* WHAT YOU HAVE TO DO
Reproduce all of the records below line for line, with no changes, but leave the pictures out.

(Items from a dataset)
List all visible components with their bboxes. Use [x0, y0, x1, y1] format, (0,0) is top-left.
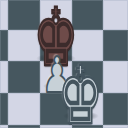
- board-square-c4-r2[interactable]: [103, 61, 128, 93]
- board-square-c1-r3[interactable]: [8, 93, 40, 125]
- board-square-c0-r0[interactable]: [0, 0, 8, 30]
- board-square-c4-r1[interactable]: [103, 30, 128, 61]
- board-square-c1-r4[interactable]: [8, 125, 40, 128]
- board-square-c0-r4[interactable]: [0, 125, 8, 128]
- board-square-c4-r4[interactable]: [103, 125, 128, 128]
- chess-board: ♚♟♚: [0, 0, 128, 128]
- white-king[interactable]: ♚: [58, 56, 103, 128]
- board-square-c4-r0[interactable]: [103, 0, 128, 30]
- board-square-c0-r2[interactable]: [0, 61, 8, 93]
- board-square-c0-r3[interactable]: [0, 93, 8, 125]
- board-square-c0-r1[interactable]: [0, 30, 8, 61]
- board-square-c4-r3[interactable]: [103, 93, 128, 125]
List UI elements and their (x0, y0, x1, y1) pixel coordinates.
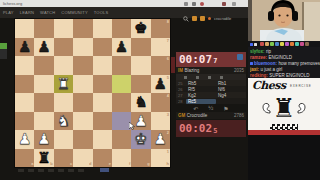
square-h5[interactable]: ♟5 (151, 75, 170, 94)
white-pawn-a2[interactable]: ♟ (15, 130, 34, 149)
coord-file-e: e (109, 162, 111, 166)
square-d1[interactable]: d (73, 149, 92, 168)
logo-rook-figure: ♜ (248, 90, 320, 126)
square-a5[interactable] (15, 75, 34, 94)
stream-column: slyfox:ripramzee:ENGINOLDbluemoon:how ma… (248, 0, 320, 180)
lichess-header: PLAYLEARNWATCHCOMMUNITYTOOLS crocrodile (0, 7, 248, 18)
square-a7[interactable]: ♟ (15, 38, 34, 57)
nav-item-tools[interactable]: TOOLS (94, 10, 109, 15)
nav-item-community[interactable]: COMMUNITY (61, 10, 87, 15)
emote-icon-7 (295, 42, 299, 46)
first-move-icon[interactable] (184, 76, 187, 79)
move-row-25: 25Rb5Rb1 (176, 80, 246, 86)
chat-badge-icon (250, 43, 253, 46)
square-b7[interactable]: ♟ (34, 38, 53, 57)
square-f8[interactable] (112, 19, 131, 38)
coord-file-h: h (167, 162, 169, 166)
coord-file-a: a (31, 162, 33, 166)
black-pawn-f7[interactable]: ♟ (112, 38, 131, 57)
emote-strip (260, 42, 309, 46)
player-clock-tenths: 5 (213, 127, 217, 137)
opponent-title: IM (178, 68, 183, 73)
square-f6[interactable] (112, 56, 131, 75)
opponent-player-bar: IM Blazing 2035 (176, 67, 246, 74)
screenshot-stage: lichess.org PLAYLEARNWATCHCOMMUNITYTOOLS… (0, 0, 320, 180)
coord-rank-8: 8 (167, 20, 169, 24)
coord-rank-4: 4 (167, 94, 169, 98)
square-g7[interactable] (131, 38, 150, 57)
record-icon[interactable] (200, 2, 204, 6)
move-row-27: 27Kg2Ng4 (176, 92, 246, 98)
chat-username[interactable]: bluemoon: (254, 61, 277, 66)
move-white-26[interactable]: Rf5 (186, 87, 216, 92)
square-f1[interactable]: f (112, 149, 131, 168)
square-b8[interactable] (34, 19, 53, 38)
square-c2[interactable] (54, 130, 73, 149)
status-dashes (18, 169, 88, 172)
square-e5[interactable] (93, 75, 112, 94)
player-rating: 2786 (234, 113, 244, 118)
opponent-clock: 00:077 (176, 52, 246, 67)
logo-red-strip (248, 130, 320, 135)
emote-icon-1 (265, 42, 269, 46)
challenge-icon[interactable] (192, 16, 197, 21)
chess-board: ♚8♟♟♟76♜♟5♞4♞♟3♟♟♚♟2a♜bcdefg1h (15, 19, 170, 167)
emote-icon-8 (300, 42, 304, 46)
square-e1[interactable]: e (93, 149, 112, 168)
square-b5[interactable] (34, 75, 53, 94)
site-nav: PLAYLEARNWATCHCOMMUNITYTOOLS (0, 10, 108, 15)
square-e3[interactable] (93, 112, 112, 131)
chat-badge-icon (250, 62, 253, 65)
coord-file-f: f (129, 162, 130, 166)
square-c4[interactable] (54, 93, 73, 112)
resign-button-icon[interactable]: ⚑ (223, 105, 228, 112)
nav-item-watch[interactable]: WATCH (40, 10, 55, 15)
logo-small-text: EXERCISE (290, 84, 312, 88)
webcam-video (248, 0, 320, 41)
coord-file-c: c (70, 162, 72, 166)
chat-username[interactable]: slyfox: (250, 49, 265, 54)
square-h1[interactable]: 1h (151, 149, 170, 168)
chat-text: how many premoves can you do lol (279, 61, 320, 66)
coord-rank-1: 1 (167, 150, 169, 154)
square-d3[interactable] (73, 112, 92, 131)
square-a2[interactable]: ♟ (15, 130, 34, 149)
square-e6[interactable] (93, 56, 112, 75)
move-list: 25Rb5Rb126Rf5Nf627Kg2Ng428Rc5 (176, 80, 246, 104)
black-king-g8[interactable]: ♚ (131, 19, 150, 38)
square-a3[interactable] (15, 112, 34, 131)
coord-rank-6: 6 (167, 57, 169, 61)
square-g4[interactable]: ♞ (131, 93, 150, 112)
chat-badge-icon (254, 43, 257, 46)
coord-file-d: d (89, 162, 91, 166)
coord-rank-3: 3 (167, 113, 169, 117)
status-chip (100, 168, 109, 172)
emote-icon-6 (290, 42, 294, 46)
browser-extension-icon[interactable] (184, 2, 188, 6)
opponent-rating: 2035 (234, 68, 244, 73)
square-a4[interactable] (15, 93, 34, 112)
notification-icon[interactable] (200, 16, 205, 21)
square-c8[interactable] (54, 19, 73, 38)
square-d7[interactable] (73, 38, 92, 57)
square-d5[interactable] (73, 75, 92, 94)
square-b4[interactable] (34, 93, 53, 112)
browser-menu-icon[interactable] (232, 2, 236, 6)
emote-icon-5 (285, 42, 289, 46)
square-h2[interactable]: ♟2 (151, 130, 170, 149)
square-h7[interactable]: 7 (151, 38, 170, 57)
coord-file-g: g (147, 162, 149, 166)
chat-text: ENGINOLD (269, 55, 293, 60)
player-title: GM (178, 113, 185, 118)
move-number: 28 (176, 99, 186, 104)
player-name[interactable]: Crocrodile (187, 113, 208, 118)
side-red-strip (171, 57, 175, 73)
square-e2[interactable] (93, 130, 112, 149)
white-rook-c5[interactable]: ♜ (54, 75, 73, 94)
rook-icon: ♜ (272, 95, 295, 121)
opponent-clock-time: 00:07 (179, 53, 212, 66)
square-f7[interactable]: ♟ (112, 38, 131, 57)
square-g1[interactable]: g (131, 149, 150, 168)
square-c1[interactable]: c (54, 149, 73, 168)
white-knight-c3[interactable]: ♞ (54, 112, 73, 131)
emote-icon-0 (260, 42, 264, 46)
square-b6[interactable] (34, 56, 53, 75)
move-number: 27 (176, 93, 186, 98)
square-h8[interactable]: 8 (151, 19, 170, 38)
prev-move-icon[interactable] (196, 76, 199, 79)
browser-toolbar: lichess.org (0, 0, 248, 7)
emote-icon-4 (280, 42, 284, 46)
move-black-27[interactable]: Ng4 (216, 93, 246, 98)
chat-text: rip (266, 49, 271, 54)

* FULL OUTPUT
List all visible components with their bboxes. Use [x0, y0, x1, y1] format, (0,0) is top-left.
- board-square-c4-r2[interactable]: [103, 61, 128, 93]
- board-square-c1-r3[interactable]: [8, 93, 40, 125]
- board-square-c0-r0[interactable]: [0, 0, 8, 30]
- board-square-c4-r1[interactable]: [103, 30, 128, 61]
- board-square-c1-r4[interactable]: [8, 125, 40, 128]
- board-square-c0-r4[interactable]: [0, 125, 8, 128]
- board-square-c4-r4[interactable]: [103, 125, 128, 128]
- chess-board: ♚♟♚: [0, 0, 128, 128]
- white-king[interactable]: ♚: [58, 56, 103, 128]
- board-square-c4-r0[interactable]: [103, 0, 128, 30]
- board-square-c0-r2[interactable]: [0, 61, 8, 93]
- board-square-c0-r3[interactable]: [0, 93, 8, 125]
- board-square-c0-r1[interactable]: [0, 30, 8, 61]
- board-square-c4-r3[interactable]: [103, 93, 128, 125]
List UI elements and their (x0, y0, x1, y1) pixel coordinates.
square-h5[interactable]: ♟5 (151, 75, 170, 94)
white-pawn-a2[interactable]: ♟ (15, 130, 34, 149)
coord-file-e: e (109, 162, 111, 166)
square-d1[interactable]: d (73, 149, 92, 168)
logo-rook-figure: ♜ (248, 90, 320, 126)
square-a5[interactable] (15, 75, 34, 94)
stream-column: slyfox:ripramzee:ENGINOLDbluemoon:how ma… (248, 0, 320, 180)
lichess-header: PLAYLEARNWATCHCOMMUNITYTOOLS crocrodile (0, 7, 248, 18)
square-a7[interactable]: ♟ (15, 38, 34, 57)
nav-item-tools[interactable]: TOOLS (94, 10, 109, 15)
nav-item-community[interactable]: COMMUNITY (61, 10, 87, 15)
emote-icon-7 (295, 42, 299, 46)
first-move-icon[interactable] (184, 76, 187, 79)
move-row-25: 25Rb5Rb1 (176, 80, 246, 86)
chat-badge-icon (250, 43, 253, 46)
square-b7[interactable]: ♟ (34, 38, 53, 57)
square-f8[interactable] (112, 19, 131, 38)
coord-file-h: h (167, 162, 169, 166)
coord-file-a: a (31, 162, 33, 166)
black-pawn-f7[interactable]: ♟ (112, 38, 131, 57)
emote-strip (260, 42, 309, 46)
player-clock-tenths: 5 (213, 127, 217, 137)
opponent-title: IM (178, 68, 183, 73)
square-f6[interactable] (112, 56, 131, 75)
opponent-player-bar: IM Blazing 2035 (176, 67, 246, 74)
screenshot-stage: lichess.org PLAYLEARNWATCHCOMMUNITYTOOLS… (0, 0, 320, 180)
coord-rank-8: 8 (167, 20, 169, 24)
coord-rank-4: 4 (167, 94, 169, 98)
square-g7[interactable] (131, 38, 150, 57)
record-icon[interactable] (200, 2, 204, 6)
move-row-27: 27Kg2Ng4 (176, 92, 246, 98)
chat-username[interactable]: bluemoon: (254, 61, 277, 66)
move-white-26[interactable]: Rf5 (186, 87, 216, 92)
square-f1[interactable]: f (112, 149, 131, 168)
square-b8[interactable] (34, 19, 53, 38)
square-c2[interactable] (54, 130, 73, 149)
status-dashes (18, 169, 88, 172)
square-e5[interactable] (93, 75, 112, 94)
player-rating: 2786 (234, 113, 244, 118)
opponent-clock: 00:077 (176, 52, 246, 67)
logo-red-strip (248, 130, 320, 135)
emote-icon-1 (265, 42, 269, 46)
challenge-icon[interactable] (192, 16, 197, 21)
chess-board: ♚8♟♟♟76♜♟5♞4♞♟3♟♟♚♟2a♜bcdefg1h (15, 19, 170, 167)
emote-icon-8 (300, 42, 304, 46)
square-e1[interactable]: e (93, 149, 112, 168)
square-b5[interactable] (34, 75, 53, 94)
site-nav: PLAYLEARNWATCHCOMMUNITYTOOLS (0, 10, 108, 15)
square-e3[interactable] (93, 112, 112, 131)
chat-badge-icon (250, 62, 253, 65)
coord-file-f: f (129, 162, 130, 166)
square-c4[interactable] (54, 93, 73, 112)
resign-button-icon[interactable]: ⚑ (223, 105, 228, 112)
nav-item-watch[interactable]: WATCH (40, 10, 55, 15)
logo-small-text: EXERCISE (290, 84, 312, 88)
webcam-video (248, 0, 320, 41)
coord-file-c: c (70, 162, 72, 166)
chat-username[interactable]: slyfox: (250, 49, 265, 54)
square-h1[interactable]: 1h (151, 149, 170, 168)
chat-text: how many premoves can you do lol (279, 61, 320, 66)
coord-rank-1: 1 (167, 150, 169, 154)
square-d3[interactable] (73, 112, 92, 131)
square-a2[interactable]: ♟ (15, 130, 34, 149)
square-e6[interactable] (93, 56, 112, 75)
move-list: 25Rb5Rb126Rf5Nf627Kg2Ng428Rc5 (176, 80, 246, 104)
black-king-g8[interactable]: ♚ (131, 19, 150, 38)
square-a3[interactable] (15, 112, 34, 131)
coord-rank-6: 6 (167, 57, 169, 61)
square-g4[interactable]: ♞ (131, 93, 150, 112)
chat-badge-icon (254, 43, 257, 46)
coord-file-d: d (89, 162, 91, 166)
coord-rank-3: 3 (167, 113, 169, 117)
status-chip (100, 168, 109, 172)
emote-icon-6 (290, 42, 294, 46)
browser-extension-icon[interactable] (184, 2, 188, 6)
opponent-rating: 2035 (234, 68, 244, 73)
square-a4[interactable] (15, 93, 34, 112)
notification-icon[interactable] (200, 16, 205, 21)
square-c8[interactable] (54, 19, 73, 38)
square-d7[interactable] (73, 38, 92, 57)
square-d5[interactable] (73, 75, 92, 94)
square-b4[interactable] (34, 93, 53, 112)
browser-menu-icon[interactable] (232, 2, 236, 6)
emote-icon-5 (285, 42, 289, 46)
square-h2[interactable]: ♟2 (151, 130, 170, 149)
square-h7[interactable]: 7 (151, 38, 170, 57)
coord-file-g: g (147, 162, 149, 166)
chat-text: ENGINOLD (269, 55, 293, 60)
player-title: GM (178, 113, 185, 118)
move-number: 28 (176, 99, 186, 104)
player-name[interactable]: Crocrodile (187, 113, 208, 118)
side-red-strip (171, 57, 175, 73)
square-e2[interactable] (93, 130, 112, 149)
white-rook-c5[interactable]: ♜ (54, 75, 73, 94)
rook-icon: ♜ (272, 95, 295, 121)
opponent-clock-time: 00:07 (179, 53, 212, 66)
square-f7[interactable]: ♟ (112, 38, 131, 57)
square-g1[interactable]: g (131, 149, 150, 168)
square-c1[interactable]: c (54, 149, 73, 168)
white-knight-c3[interactable]: ♞ (54, 112, 73, 131)
emote-icon-0 (260, 42, 264, 46)
square-b6[interactable] (34, 56, 53, 75)
move-number: 27 (176, 93, 186, 98)
square-h8[interactable]: 8 (151, 19, 170, 38)
prev-move-icon[interactable] (196, 76, 199, 79)
browser-toolbar: lichess.org (0, 0, 248, 7)
emote-icon-4 (280, 42, 284, 46)
move-black-27[interactable]: Ng4 (216, 93, 246, 98)
chat-text: rip (266, 49, 271, 54)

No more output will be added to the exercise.